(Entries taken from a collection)

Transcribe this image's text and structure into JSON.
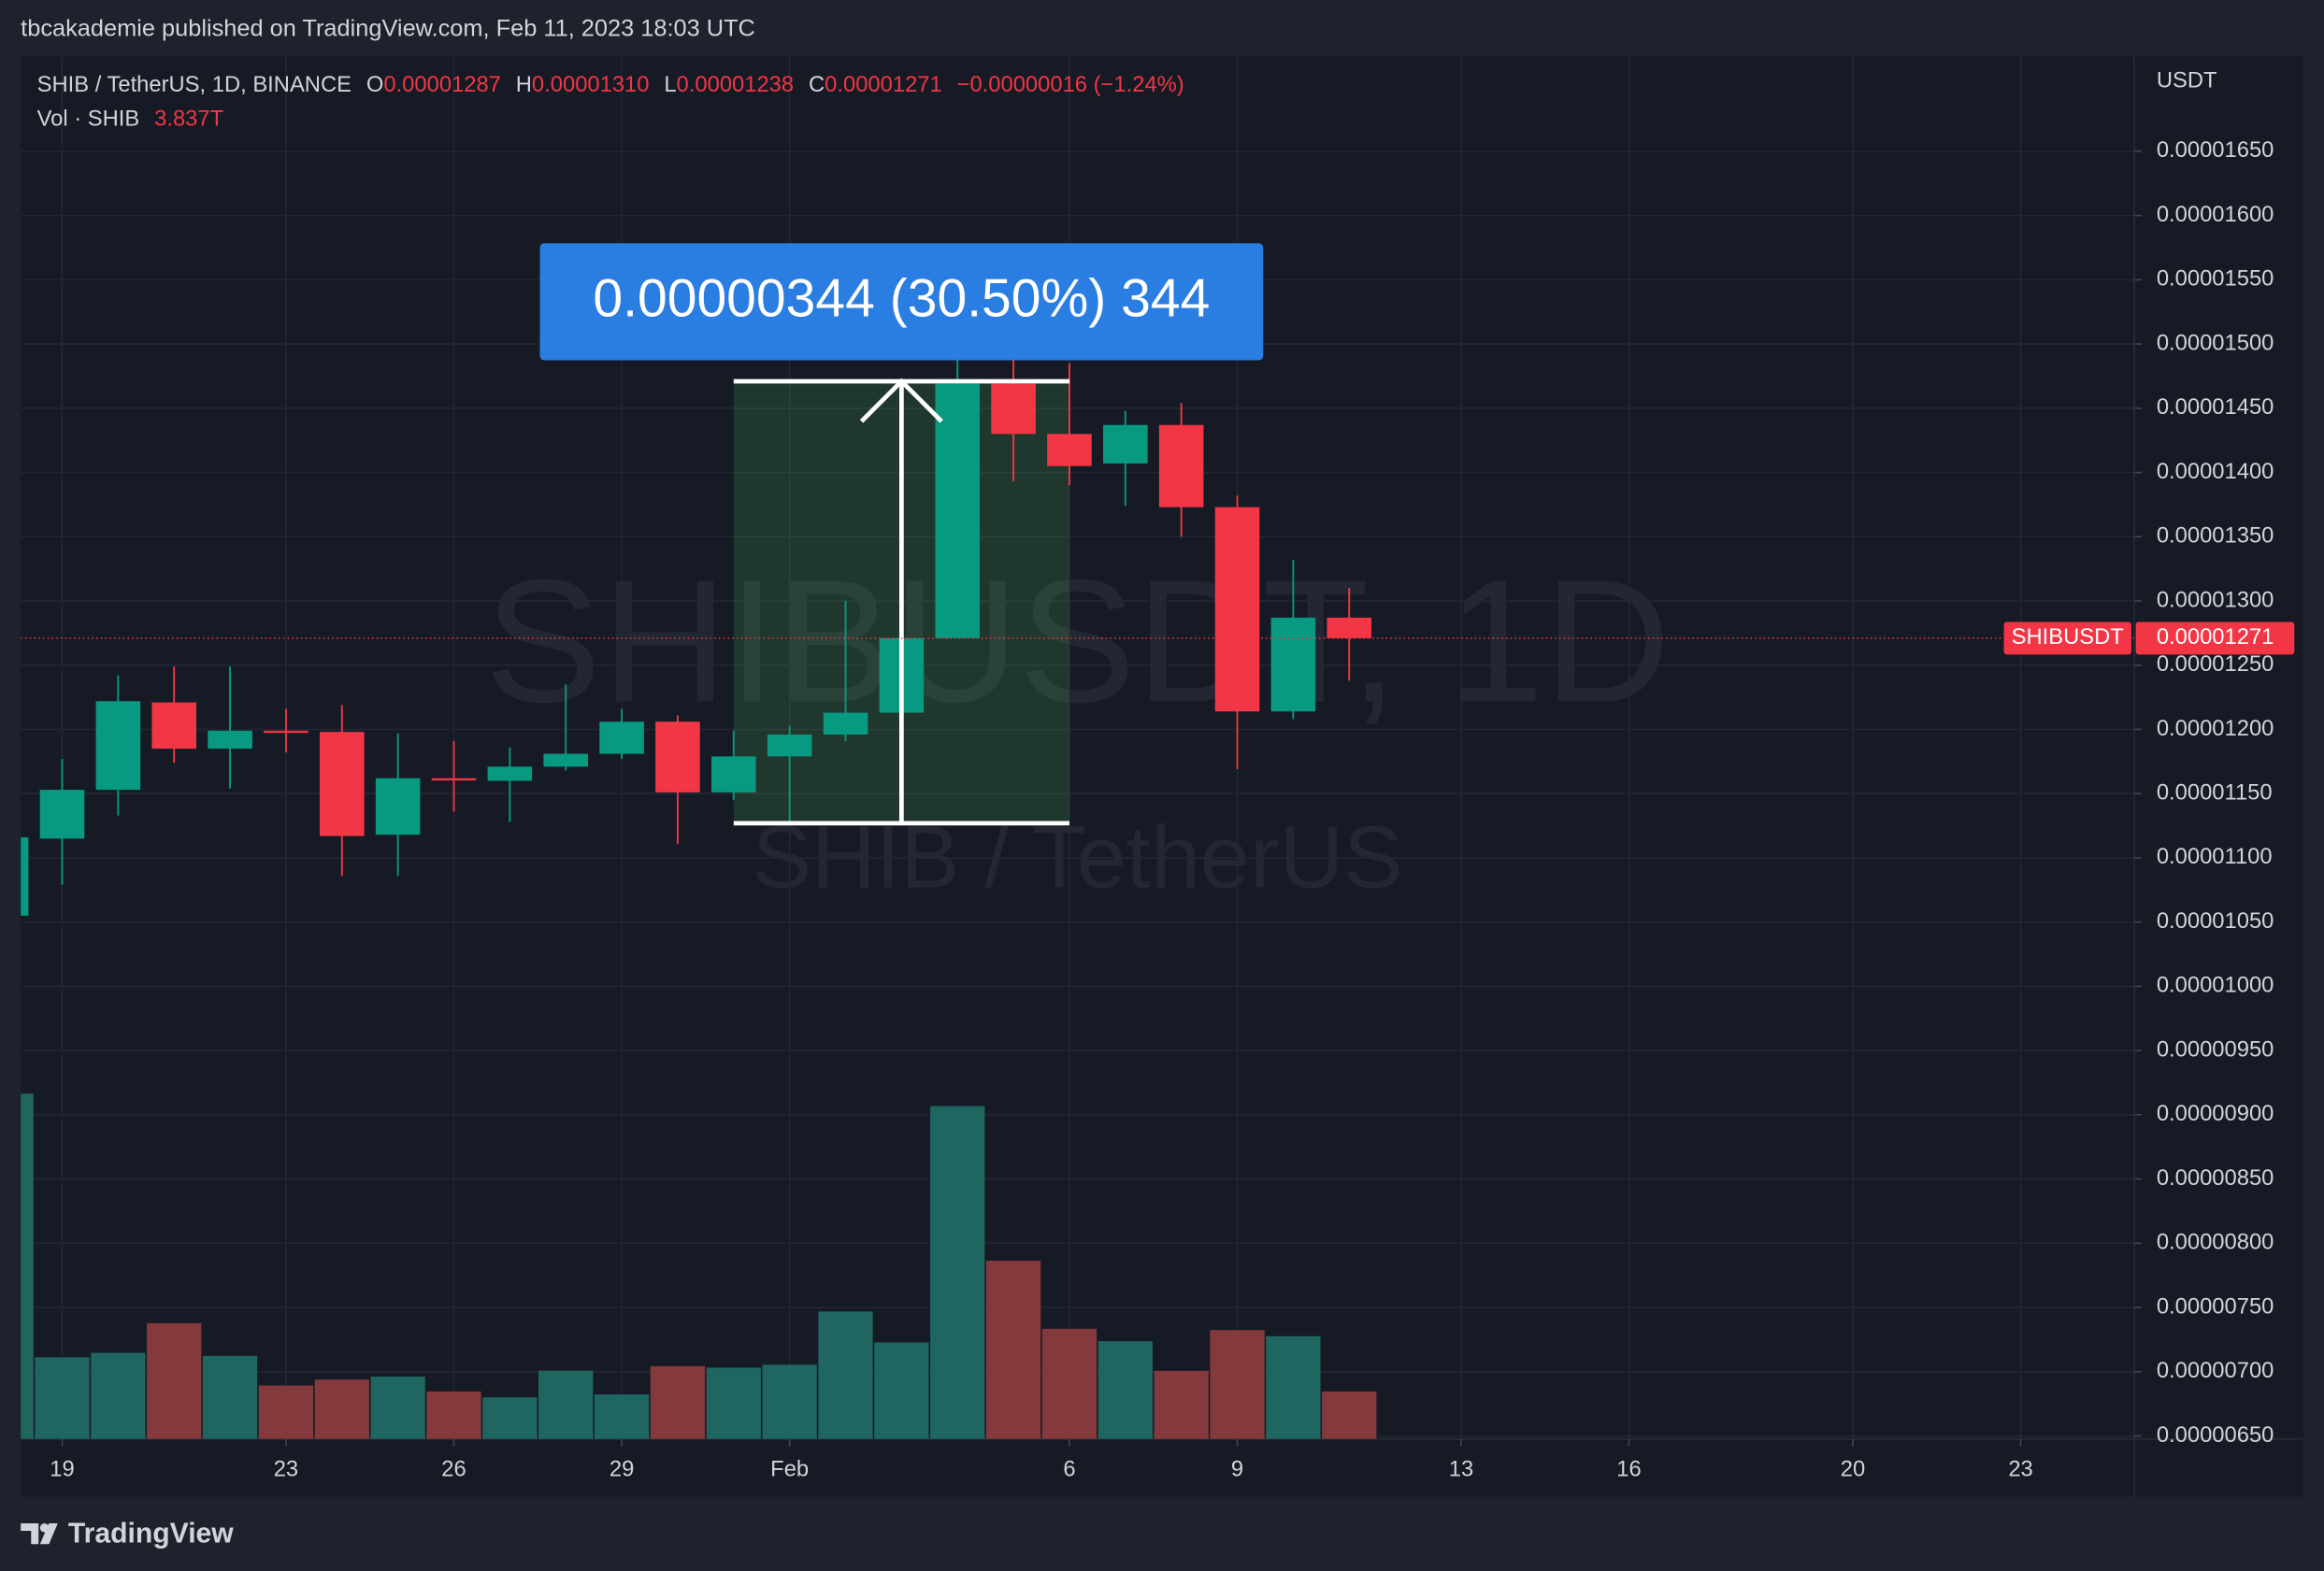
{
  "chart_data": {
    "type": "candlestick",
    "header": "tbcakademie published on TradingView.com, Feb 11, 2023 18:03 UTC",
    "legend": {
      "symbol": "SHIB / TetherUS, 1D, BINANCE",
      "items": [
        {
          "label": "O",
          "value": "0.00001287"
        },
        {
          "label": "H",
          "value": "0.00001310"
        },
        {
          "label": "L",
          "value": "0.00001238"
        },
        {
          "label": "C",
          "value": "0.00001271"
        }
      ],
      "change": "−0.00000016 (−1.24%)",
      "volume_label": "Vol · SHIB",
      "volume_value": "3.837T"
    },
    "watermark": "SHIBUSDT, 1D",
    "watermark_sub": "SHIB / TetherUS",
    "y_axis_label": "USDT",
    "ylim": [
      6.477e-06,
      1.7238e-05
    ],
    "yticks": [
      {
        "value": 6.5e-06,
        "label": "0.00000650"
      },
      {
        "value": 7e-06,
        "label": "0.00000700"
      },
      {
        "value": 7.5e-06,
        "label": "0.00000750"
      },
      {
        "value": 8e-06,
        "label": "0.00000800"
      },
      {
        "value": 8.5e-06,
        "label": "0.00000850"
      },
      {
        "value": 9e-06,
        "label": "0.00000900"
      },
      {
        "value": 9.5e-06,
        "label": "0.00000950"
      },
      {
        "value": 1e-05,
        "label": "0.00001000"
      },
      {
        "value": 1.05e-05,
        "label": "0.00001050"
      },
      {
        "value": 1.1e-05,
        "label": "0.00001100"
      },
      {
        "value": 1.15e-05,
        "label": "0.00001150"
      },
      {
        "value": 1.2e-05,
        "label": "0.00001200"
      },
      {
        "value": 1.25e-05,
        "label": "0.00001250"
      },
      {
        "value": 1.3e-05,
        "label": "0.00001300"
      },
      {
        "value": 1.35e-05,
        "label": "0.00001350"
      },
      {
        "value": 1.4e-05,
        "label": "0.00001400"
      },
      {
        "value": 1.45e-05,
        "label": "0.00001450"
      },
      {
        "value": 1.5e-05,
        "label": "0.00001500"
      },
      {
        "value": 1.55e-05,
        "label": "0.00001550"
      },
      {
        "value": 1.6e-05,
        "label": "0.00001600"
      },
      {
        "value": 1.65e-05,
        "label": "0.00001650"
      }
    ],
    "xlim": [
      0.26,
      38.03
    ],
    "xticks": [
      {
        "value": 1,
        "label": "19"
      },
      {
        "value": 5,
        "label": "23"
      },
      {
        "value": 8,
        "label": "26"
      },
      {
        "value": 11,
        "label": "29"
      },
      {
        "value": 14,
        "label": "Feb"
      },
      {
        "value": 19,
        "label": "6"
      },
      {
        "value": 22,
        "label": "9"
      },
      {
        "value": 26,
        "label": "13"
      },
      {
        "value": 29,
        "label": "16"
      },
      {
        "value": 33,
        "label": "20"
      },
      {
        "value": 36,
        "label": "23"
      }
    ],
    "open": [
      1.055e-05,
      1.115e-05,
      1.153e-05,
      1.221e-05,
      1.185e-05,
      1.199e-05,
      1.198e-05,
      1.118e-05,
      1.162e-05,
      1.16e-05,
      1.171e-05,
      1.181e-05,
      1.206e-05,
      1.151e-05,
      1.179e-05,
      1.196e-05,
      1.213e-05,
      1.271e-05,
      1.469e-05,
      1.43e-05,
      1.407e-05,
      1.437e-05,
      1.373e-05,
      1.214e-05,
      1.287e-05
    ],
    "high": [
      1.12e-05,
      1.177e-05,
      1.242e-05,
      1.249e-05,
      1.249e-05,
      1.216e-05,
      1.219e-05,
      1.197e-05,
      1.191e-05,
      1.186e-05,
      1.235e-05,
      1.216e-05,
      1.211e-05,
      1.199e-05,
      1.203e-05,
      1.3e-05,
      1.292e-05,
      1.572e-05,
      1.537e-05,
      1.485e-05,
      1.448e-05,
      1.454e-05,
      1.382e-05,
      1.332e-05,
      1.31e-05
    ],
    "low": [
      1.05e-05,
      1.079e-05,
      1.133e-05,
      1.174e-05,
      1.154e-05,
      1.182e-05,
      1.086e-05,
      1.086e-05,
      1.136e-05,
      1.128e-05,
      1.168e-05,
      1.177e-05,
      1.111e-05,
      1.145e-05,
      1.128e-05,
      1.191e-05,
      1.206e-05,
      1.271e-05,
      1.393e-05,
      1.39e-05,
      1.374e-05,
      1.35e-05,
      1.169e-05,
      1.208e-05,
      1.238e-05
    ],
    "close": [
      1.116e-05,
      1.153e-05,
      1.222e-05,
      1.185e-05,
      1.199e-05,
      1.198e-05,
      1.117e-05,
      1.162e-05,
      1.161e-05,
      1.171e-05,
      1.181e-05,
      1.206e-05,
      1.151e-05,
      1.179e-05,
      1.196e-05,
      1.213e-05,
      1.271e-05,
      1.469e-05,
      1.43e-05,
      1.405e-05,
      1.437e-05,
      1.373e-05,
      1.214e-05,
      1.287e-05,
      1.271e-05
    ],
    "volume": [
      27.9,
      6.6,
      6.96,
      9.35,
      6.71,
      4.32,
      4.8,
      5.04,
      3.84,
      3.36,
      5.52,
      3.6,
      5.88,
      5.76,
      6.0,
      10.3,
      7.8,
      26.9,
      14.4,
      8.9,
      7.9,
      5.5,
      8.8,
      8.3,
      3.837
    ],
    "up_color": "#089981",
    "down_color": "#f23645",
    "volume_up_color": "#1f6661",
    "volume_down_color": "#843a3c",
    "grid": true,
    "last_price": {
      "symbol": "SHIBUSDT",
      "value": 1.271e-05,
      "label": "0.00001271",
      "color": "#f23645"
    },
    "measure": {
      "label": "0.00000344 (30.50%) 344",
      "from": 1.127e-05,
      "to": 1.471e-05,
      "start": 13,
      "end": 19,
      "color": "#2a7de1"
    },
    "brand": "TradingView"
  }
}
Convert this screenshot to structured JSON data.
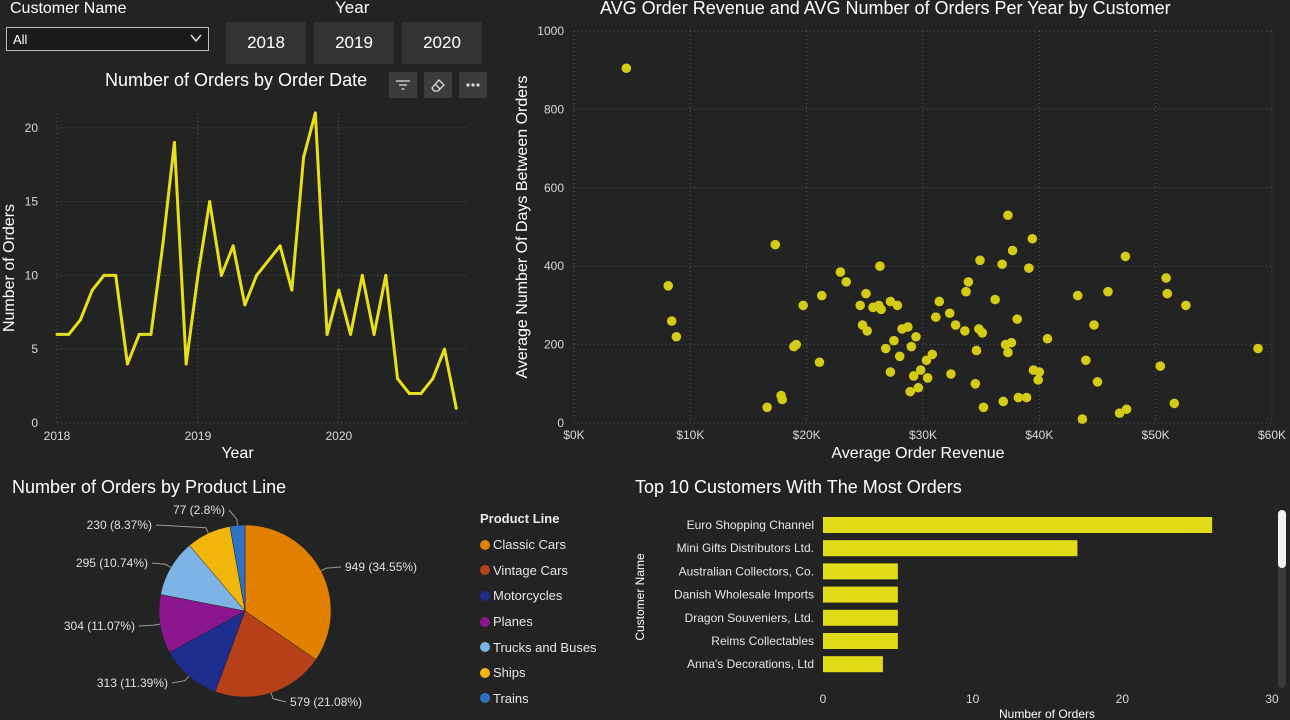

SET PROBLEM:
Restate each entry word for word, leaving out any pictures.

EXERCISE RESULT:
Transcribe this image's text and structure into JSON.
{
  "chart_data": {
    "type": "candlestick",
    "header": "tbcakademie published on TradingView.com, Feb 11, 2023 18:03 UTC",
    "legend": {
      "symbol": "SHIB / TetherUS, 1D, BINANCE",
      "items": [
        {
          "label": "O",
          "value": "0.00001287"
        },
        {
          "label": "H",
          "value": "0.00001310"
        },
        {
          "label": "L",
          "value": "0.00001238"
        },
        {
          "label": "C",
          "value": "0.00001271"
        }
      ],
      "change": "−0.00000016 (−1.24%)",
      "volume_label": "Vol · SHIB",
      "volume_value": "3.837T"
    },
    "watermark": "SHIBUSDT, 1D",
    "watermark_sub": "SHIB / TetherUS",
    "y_axis_label": "USDT",
    "ylim": [
      6.477e-06,
      1.7238e-05
    ],
    "yticks": [
      {
        "value": 6.5e-06,
        "label": "0.00000650"
      },
      {
        "value": 7e-06,
        "label": "0.00000700"
      },
      {
        "value": 7.5e-06,
        "label": "0.00000750"
      },
      {
        "value": 8e-06,
        "label": "0.00000800"
      },
      {
        "value": 8.5e-06,
        "label": "0.00000850"
      },
      {
        "value": 9e-06,
        "label": "0.00000900"
      },
      {
        "value": 9.5e-06,
        "label": "0.00000950"
      },
      {
        "value": 1e-05,
        "label": "0.00001000"
      },
      {
        "value": 1.05e-05,
        "label": "0.00001050"
      },
      {
        "value": 1.1e-05,
        "label": "0.00001100"
      },
      {
        "value": 1.15e-05,
        "label": "0.00001150"
      },
      {
        "value": 1.2e-05,
        "label": "0.00001200"
      },
      {
        "value": 1.25e-05,
        "label": "0.00001250"
      },
      {
        "value": 1.3e-05,
        "label": "0.00001300"
      },
      {
        "value": 1.35e-05,
        "label": "0.00001350"
      },
      {
        "value": 1.4e-05,
        "label": "0.00001400"
      },
      {
        "value": 1.45e-05,
        "label": "0.00001450"
      },
      {
        "value": 1.5e-05,
        "label": "0.00001500"
      },
      {
        "value": 1.55e-05,
        "label": "0.00001550"
      },
      {
        "value": 1.6e-05,
        "label": "0.00001600"
      },
      {
        "value": 1.65e-05,
        "label": "0.00001650"
      }
    ],
    "xlim": [
      0.26,
      38.03
    ],
    "xticks": [
      {
        "value": 1,
        "label": "19"
      },
      {
        "value": 5,
        "label": "23"
      },
      {
        "value": 8,
        "label": "26"
      },
      {
        "value": 11,
        "label": "29"
      },
      {
        "value": 14,
        "label": "Feb"
      },
      {
        "value": 19,
        "label": "6"
      },
      {
        "value": 22,
        "label": "9"
      },
      {
        "value": 26,
        "label": "13"
      },
      {
        "value": 29,
        "label": "16"
      },
      {
        "value": 33,
        "label": "20"
      },
      {
        "value": 36,
        "label": "23"
      }
    ],
    "open": [
      1.055e-05,
      1.115e-05,
      1.153e-05,
      1.221e-05,
      1.185e-05,
      1.199e-05,
      1.198e-05,
      1.118e-05,
      1.162e-05,
      1.16e-05,
      1.171e-05,
      1.181e-05,
      1.206e-05,
      1.151e-05,
      1.179e-05,
      1.196e-05,
      1.213e-05,
      1.271e-05,
      1.469e-05,
      1.43e-05,
      1.407e-05,
      1.437e-05,
      1.373e-05,
      1.214e-05,
      1.287e-05
    ],
    "high": [
      1.12e-05,
      1.177e-05,
      1.242e-05,
      1.249e-05,
      1.249e-05,
      1.216e-05,
      1.219e-05,
      1.197e-05,
      1.191e-05,
      1.186e-05,
      1.235e-05,
      1.216e-05,
      1.211e-05,
      1.199e-05,
      1.203e-05,
      1.3e-05,
      1.292e-05,
      1.572e-05,
      1.537e-05,
      1.485e-05,
      1.448e-05,
      1.454e-05,
      1.382e-05,
      1.332e-05,
      1.31e-05
    ],
    "low": [
      1.05e-05,
      1.079e-05,
      1.133e-05,
      1.174e-05,
      1.154e-05,
      1.182e-05,
      1.086e-05,
      1.086e-05,
      1.136e-05,
      1.128e-05,
      1.168e-05,
      1.177e-05,
      1.111e-05,
      1.145e-05,
      1.128e-05,
      1.191e-05,
      1.206e-05,
      1.271e-05,
      1.393e-05,
      1.39e-05,
      1.374e-05,
      1.35e-05,
      1.169e-05,
      1.208e-05,
      1.238e-05
    ],
    "close": [
      1.116e-05,
      1.153e-05,
      1.222e-05,
      1.185e-05,
      1.199e-05,
      1.198e-05,
      1.117e-05,
      1.162e-05,
      1.161e-05,
      1.171e-05,
      1.181e-05,
      1.206e-05,
      1.151e-05,
      1.179e-05,
      1.196e-05,
      1.213e-05,
      1.271e-05,
      1.469e-05,
      1.43e-05,
      1.405e-05,
      1.437e-05,
      1.373e-05,
      1.214e-05,
      1.287e-05,
      1.271e-05
    ],
    "volume": [
      27.9,
      6.6,
      6.96,
      9.35,
      6.71,
      4.32,
      4.8,
      5.04,
      3.84,
      3.36,
      5.52,
      3.6,
      5.88,
      5.76,
      6.0,
      10.3,
      7.8,
      26.9,
      14.4,
      8.9,
      7.9,
      5.5,
      8.8,
      8.3,
      3.837
    ],
    "up_color": "#089981",
    "down_color": "#f23645",
    "volume_up_color": "#1f6661",
    "volume_down_color": "#843a3c",
    "grid": true,
    "last_price": {
      "symbol": "SHIBUSDT",
      "value": 1.271e-05,
      "label": "0.00001271",
      "color": "#f23645"
    },
    "measure": {
      "label": "0.00000344 (30.50%) 344",
      "from": 1.127e-05,
      "to": 1.471e-05,
      "start": 13,
      "end": 19,
      "color": "#2a7de1"
    },
    "brand": "TradingView"
  }
}
Convert this screenshot to structured JSON data.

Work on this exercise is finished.